----- Extracted data -----

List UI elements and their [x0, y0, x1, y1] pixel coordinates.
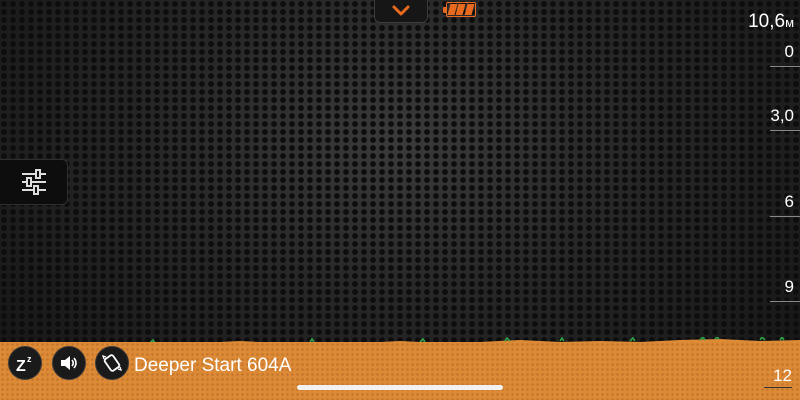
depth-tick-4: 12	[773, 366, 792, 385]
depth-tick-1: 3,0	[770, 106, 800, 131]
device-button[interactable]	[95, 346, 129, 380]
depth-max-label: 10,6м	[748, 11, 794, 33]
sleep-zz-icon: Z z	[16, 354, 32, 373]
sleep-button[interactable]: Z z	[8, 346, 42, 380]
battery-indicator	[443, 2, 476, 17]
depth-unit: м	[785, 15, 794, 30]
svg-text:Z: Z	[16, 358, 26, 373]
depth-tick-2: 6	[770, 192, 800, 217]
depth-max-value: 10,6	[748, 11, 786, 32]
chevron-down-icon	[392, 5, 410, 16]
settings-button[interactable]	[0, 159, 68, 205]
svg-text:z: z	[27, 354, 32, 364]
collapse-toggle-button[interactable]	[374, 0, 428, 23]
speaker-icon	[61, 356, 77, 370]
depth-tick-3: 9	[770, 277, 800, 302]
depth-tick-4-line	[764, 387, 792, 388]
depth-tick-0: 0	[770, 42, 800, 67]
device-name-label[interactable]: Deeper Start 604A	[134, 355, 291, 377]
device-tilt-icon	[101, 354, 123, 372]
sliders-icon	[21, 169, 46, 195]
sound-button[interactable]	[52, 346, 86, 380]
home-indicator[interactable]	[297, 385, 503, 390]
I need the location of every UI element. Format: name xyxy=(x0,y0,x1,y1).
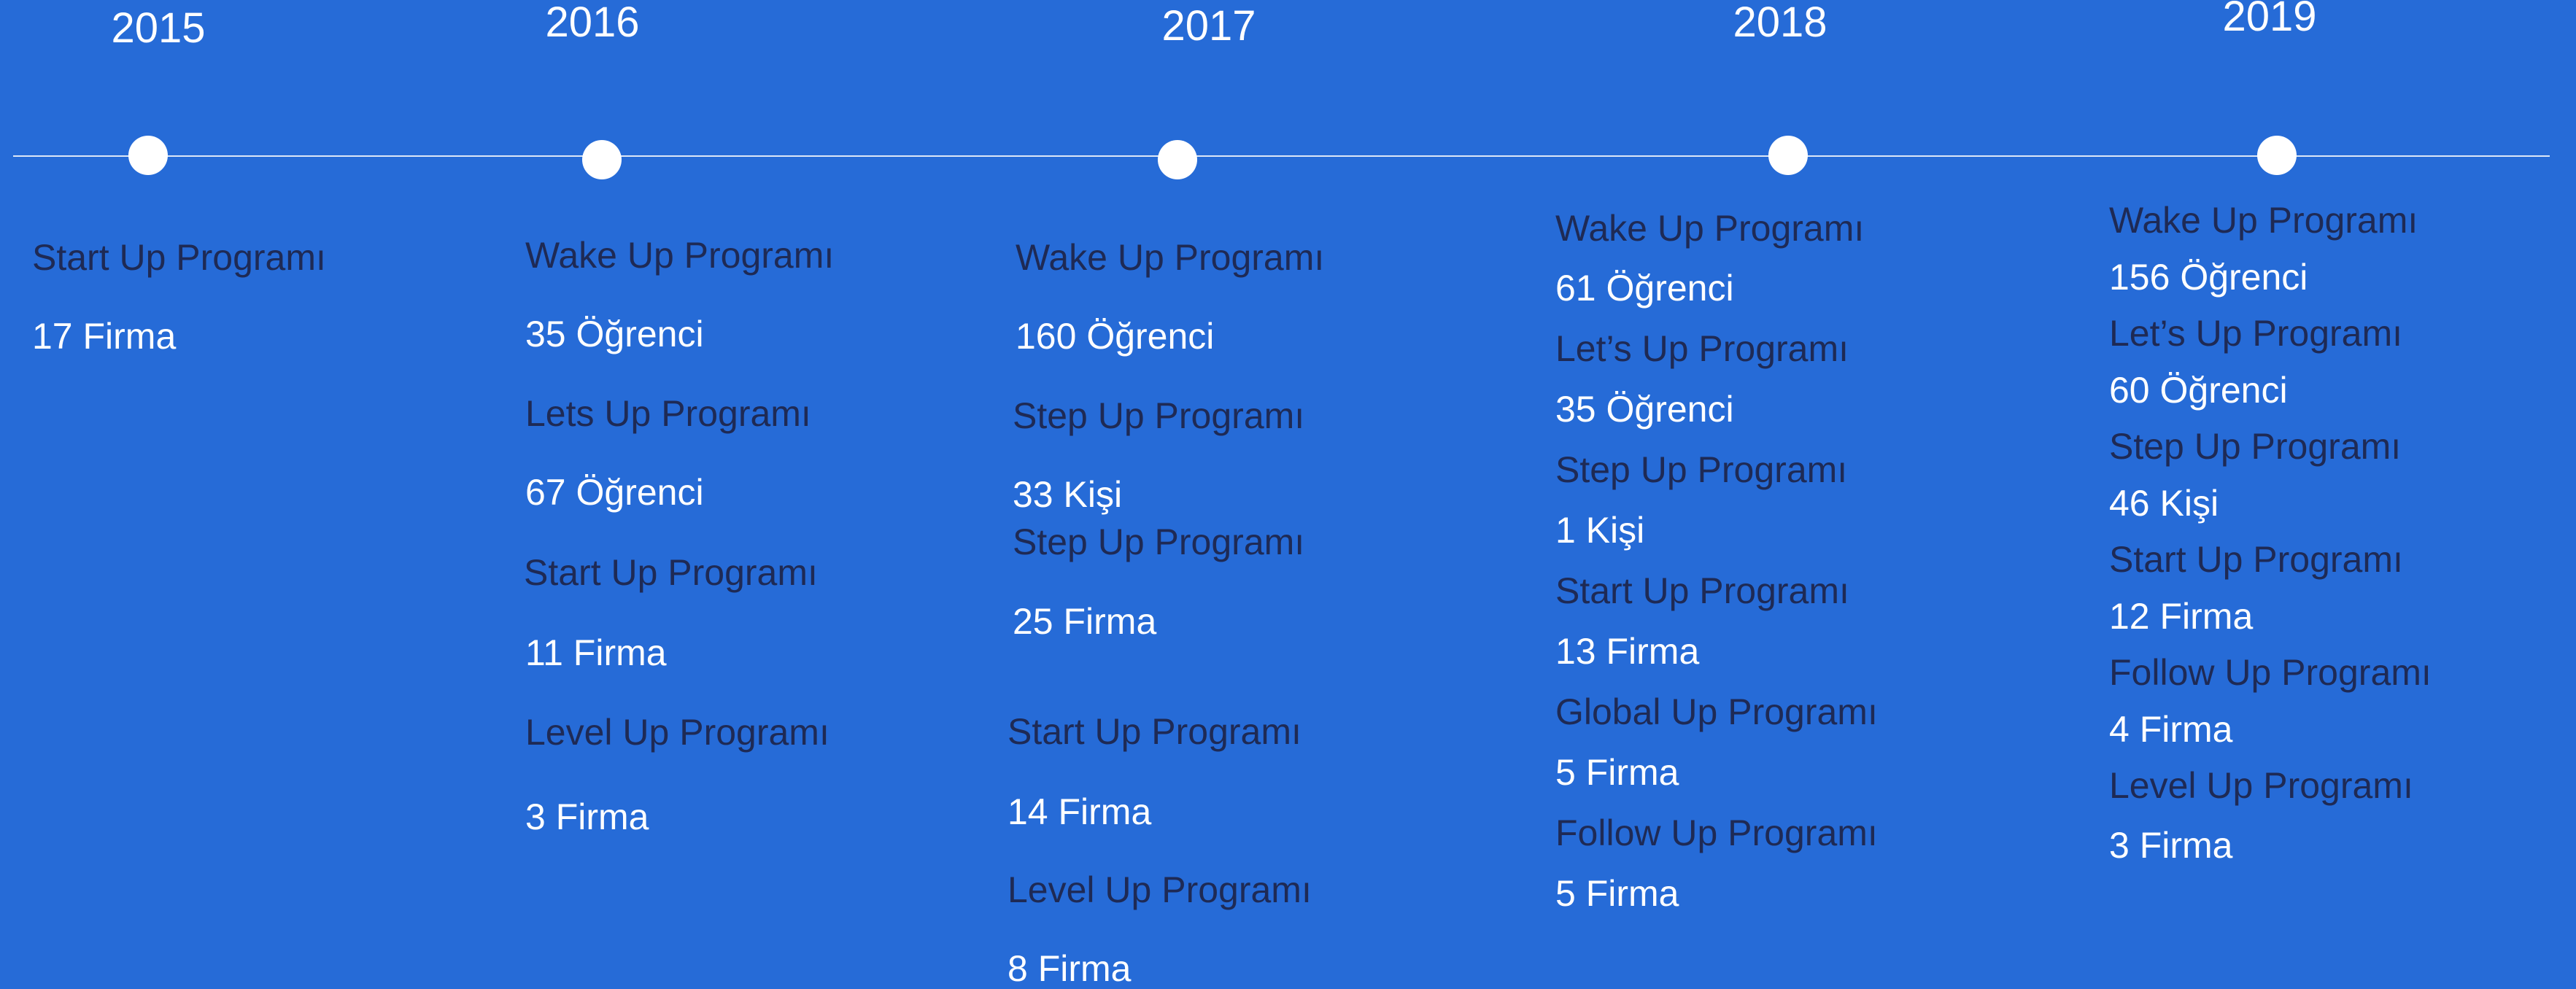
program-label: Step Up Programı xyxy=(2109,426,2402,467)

-----

§ **Written problem**
Return, unchanged, every line of the records from the line containing "366, 792, 385]" to the last line, leaving the pictures out.

§ **Full output**
depth-tick-4: 12	[773, 366, 792, 385]
depth-tick-1: 3,0	[770, 106, 800, 131]
device-button[interactable]	[95, 346, 129, 380]
depth-max-label: 10,6м	[748, 11, 794, 33]
sleep-zz-icon: Z z	[16, 354, 32, 373]
sleep-button[interactable]: Z z	[8, 346, 42, 380]
battery-indicator	[443, 2, 476, 17]
depth-unit: м	[785, 15, 794, 30]
svg-text:Z: Z	[16, 358, 26, 373]
depth-tick-2: 6	[770, 192, 800, 217]
depth-max-value: 10,6	[748, 11, 786, 32]
chevron-down-icon	[392, 5, 410, 16]
settings-button[interactable]	[0, 159, 68, 205]
svg-text:z: z	[27, 354, 32, 364]
collapse-toggle-button[interactable]	[374, 0, 428, 23]
speaker-icon	[61, 356, 77, 370]
depth-tick-3: 9	[770, 277, 800, 302]
depth-tick-4-line	[764, 387, 792, 388]
depth-tick-0: 0	[770, 42, 800, 67]
device-name-label[interactable]: Deeper Start 604A	[134, 355, 291, 377]
device-tilt-icon	[101, 354, 123, 372]
sliders-icon	[21, 169, 46, 195]
sound-button[interactable]	[52, 346, 86, 380]
home-indicator[interactable]	[297, 385, 503, 390]
I need the location of every UI element. Format: name xyxy=(x0,y0,x1,y1).
program-label: Step Up Programı xyxy=(2109,426,2402,467)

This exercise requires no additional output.